** PAGE EXCERPT **
____

we’re still friends, so something went right.
• When
they were younger, we built a great big treehouse in the back yard so
they and their friends could do that thing that all kids need to do,
but church kids don’t usually get to do: play. Be kids. And they
could do it in our yard, under our oversight. We had water fights
there (I bought the balloons, and loaded them, while milady chased
screaming kids with a Super Soaker and maniacal laughter!)
• For
the same reason, we bought a bunch of video games (we chose which
ones we spent our money on, but we sought their counsel). For
birthday parties, we rented a projector, invited the friends, and had
a 16’ wide videogame on the wall. We played some of the games, but
never as well as they did.
• We
encouraged them to do things, to stretch their experiences, with
their friends. Go camping with your teenage friends (here, use my
sleeping bag, my tent; this is how you set it up), make a fancy
dinner with friend (here, use our kitchen, we’ll go somewhere else
that evening). We ignored it when they snuck out of the house at
night, but we did ask the next morning how their midnight walk had
gone. Sometimes, we walked together in the dark. Often, I bought
chocolate milk for us at the 7-Eleven.
• We
made an under-the-rose deal with them. If ever they got an invitation
to go somewhere or do something and they didn’t want to go, or
didn’t feel safe, we would be the heavy: “No honey, you can’t
go to that. We have a family event that evening,” even if the
family event was just dinner and a movie at home. (And we’d always
come and get them, any time, any place, if they called and said, “I
want to come home.”)
• Since
“rule-keeping” was part of the heavy burden that had broken Bella
and Bennie, we practiced breaking the rules together. We’d go off
the trails when we went hiking (waaay off!), and I’d show them the
edible plants, and we’d eat them! We learned how to start a fire
rubbing sticks together, and then we put it out in a great big hurry
because we were in the garage when we finally figured it out. We’d
play hide and seek in the grocery store and in the mall. We took off
our coats and hats in the spring rain and sang silly songs as we
jumped in puddles. We played Frisbee golf on all the important
government buildings.

____

** REQUIRED ACTION **
Answer these questions from the page excerpt:
(a) How wide was the videogame shown on the wall at birthday parties?
(b) Where did the writer often buy chocolate milk?
(c) Where were they when they finally figured out how to start a fire by rubbing sticks together?

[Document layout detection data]
____

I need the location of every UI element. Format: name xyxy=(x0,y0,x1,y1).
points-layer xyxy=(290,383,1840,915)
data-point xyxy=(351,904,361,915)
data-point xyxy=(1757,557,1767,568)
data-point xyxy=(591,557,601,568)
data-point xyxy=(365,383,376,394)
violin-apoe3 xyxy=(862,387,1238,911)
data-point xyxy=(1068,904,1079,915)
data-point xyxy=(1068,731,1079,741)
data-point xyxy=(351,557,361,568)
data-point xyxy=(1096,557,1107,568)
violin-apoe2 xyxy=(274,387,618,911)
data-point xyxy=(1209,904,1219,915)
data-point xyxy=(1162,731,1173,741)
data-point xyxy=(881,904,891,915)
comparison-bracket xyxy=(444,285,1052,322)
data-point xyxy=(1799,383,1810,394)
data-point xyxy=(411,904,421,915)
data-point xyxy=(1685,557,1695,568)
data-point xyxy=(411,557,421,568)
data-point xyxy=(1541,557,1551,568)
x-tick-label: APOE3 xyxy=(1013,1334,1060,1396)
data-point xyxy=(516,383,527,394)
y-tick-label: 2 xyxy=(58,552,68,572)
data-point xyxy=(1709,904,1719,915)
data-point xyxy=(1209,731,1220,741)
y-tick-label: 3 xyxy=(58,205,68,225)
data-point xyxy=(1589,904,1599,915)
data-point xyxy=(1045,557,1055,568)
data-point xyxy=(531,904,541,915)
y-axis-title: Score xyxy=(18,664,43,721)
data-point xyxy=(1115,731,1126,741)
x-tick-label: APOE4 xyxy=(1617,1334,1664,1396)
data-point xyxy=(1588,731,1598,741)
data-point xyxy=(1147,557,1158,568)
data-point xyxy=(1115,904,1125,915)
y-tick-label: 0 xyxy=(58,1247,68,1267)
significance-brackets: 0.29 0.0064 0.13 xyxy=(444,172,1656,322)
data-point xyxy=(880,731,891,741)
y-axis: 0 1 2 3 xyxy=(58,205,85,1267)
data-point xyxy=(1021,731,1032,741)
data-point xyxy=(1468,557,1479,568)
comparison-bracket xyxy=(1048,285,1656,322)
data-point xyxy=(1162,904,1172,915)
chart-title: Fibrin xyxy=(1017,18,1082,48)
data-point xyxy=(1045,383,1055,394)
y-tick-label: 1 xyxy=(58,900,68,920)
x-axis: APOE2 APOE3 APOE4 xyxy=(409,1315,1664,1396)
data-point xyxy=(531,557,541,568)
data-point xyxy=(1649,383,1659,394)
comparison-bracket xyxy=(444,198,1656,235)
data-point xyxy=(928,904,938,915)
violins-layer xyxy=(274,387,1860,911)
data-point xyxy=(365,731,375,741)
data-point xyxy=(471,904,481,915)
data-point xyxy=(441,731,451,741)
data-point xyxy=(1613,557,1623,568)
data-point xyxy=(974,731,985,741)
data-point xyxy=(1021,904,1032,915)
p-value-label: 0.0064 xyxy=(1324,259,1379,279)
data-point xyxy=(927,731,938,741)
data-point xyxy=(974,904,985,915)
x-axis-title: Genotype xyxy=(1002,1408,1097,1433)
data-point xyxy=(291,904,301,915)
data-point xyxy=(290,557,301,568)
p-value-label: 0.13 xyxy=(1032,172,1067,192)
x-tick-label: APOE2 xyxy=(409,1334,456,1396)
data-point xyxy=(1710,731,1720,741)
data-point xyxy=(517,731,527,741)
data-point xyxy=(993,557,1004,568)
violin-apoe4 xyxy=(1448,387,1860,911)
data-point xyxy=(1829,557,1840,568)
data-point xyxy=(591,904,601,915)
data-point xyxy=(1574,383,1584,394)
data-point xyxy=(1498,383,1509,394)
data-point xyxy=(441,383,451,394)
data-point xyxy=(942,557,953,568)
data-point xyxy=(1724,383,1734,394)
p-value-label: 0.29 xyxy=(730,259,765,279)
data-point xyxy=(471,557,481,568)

____

** ANSWER BELOW **
(a) 16 feet wide.
(b) At the 7-Eleven.
(c) In the garage.